** start **

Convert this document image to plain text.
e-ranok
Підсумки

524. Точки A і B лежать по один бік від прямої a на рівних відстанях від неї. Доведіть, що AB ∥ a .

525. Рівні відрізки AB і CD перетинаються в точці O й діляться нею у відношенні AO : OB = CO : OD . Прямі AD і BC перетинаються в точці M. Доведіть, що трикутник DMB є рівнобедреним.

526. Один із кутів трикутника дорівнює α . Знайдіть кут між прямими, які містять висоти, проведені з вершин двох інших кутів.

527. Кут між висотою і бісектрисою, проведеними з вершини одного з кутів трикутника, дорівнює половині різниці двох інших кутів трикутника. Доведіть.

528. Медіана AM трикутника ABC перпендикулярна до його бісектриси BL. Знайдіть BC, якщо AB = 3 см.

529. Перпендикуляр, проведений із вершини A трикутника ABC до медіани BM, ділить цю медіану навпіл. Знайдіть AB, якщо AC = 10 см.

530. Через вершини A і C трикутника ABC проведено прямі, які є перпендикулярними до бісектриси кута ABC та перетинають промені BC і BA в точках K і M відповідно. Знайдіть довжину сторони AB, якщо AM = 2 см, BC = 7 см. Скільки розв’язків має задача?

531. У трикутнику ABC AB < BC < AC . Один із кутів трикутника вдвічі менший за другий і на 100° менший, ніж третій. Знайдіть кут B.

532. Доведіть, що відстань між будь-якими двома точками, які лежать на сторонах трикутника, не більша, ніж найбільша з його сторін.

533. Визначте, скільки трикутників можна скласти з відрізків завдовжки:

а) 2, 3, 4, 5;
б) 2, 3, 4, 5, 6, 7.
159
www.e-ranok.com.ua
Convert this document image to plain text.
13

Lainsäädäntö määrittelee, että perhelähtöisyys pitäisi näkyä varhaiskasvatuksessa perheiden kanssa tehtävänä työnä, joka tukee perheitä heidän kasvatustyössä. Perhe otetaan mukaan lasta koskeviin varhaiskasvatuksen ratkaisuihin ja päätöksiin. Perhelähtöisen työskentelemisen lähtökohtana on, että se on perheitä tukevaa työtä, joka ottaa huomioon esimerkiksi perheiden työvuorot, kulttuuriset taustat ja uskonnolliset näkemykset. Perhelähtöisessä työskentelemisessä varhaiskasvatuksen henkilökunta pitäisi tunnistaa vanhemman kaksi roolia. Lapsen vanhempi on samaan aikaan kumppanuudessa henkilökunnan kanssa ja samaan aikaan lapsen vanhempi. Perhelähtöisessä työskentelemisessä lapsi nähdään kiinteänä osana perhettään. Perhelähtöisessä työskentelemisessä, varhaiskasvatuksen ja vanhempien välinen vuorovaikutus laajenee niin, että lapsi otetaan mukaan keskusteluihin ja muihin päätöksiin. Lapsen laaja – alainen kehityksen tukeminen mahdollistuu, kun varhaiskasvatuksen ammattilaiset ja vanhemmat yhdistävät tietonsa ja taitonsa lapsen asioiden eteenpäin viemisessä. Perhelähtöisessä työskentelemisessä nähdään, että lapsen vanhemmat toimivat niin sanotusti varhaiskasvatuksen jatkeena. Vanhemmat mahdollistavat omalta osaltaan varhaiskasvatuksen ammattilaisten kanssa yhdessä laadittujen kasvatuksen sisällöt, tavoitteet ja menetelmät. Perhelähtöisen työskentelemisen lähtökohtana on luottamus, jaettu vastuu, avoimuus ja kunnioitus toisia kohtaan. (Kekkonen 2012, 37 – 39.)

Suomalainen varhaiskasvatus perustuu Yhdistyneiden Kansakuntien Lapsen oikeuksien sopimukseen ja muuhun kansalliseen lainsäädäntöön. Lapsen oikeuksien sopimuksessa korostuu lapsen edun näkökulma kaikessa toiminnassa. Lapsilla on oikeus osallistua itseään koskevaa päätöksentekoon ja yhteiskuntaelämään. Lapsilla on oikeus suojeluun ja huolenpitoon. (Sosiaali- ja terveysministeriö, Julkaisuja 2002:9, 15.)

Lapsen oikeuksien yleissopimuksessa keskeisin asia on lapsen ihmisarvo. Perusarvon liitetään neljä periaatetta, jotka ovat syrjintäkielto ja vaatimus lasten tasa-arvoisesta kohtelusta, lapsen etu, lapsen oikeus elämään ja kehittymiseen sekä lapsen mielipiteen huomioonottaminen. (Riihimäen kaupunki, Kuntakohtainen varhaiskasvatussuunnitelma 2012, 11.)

** end **

*Problem*
Say, as a bare number, how many lines in the entries above include the string "інших".

*Solution to this problem*
2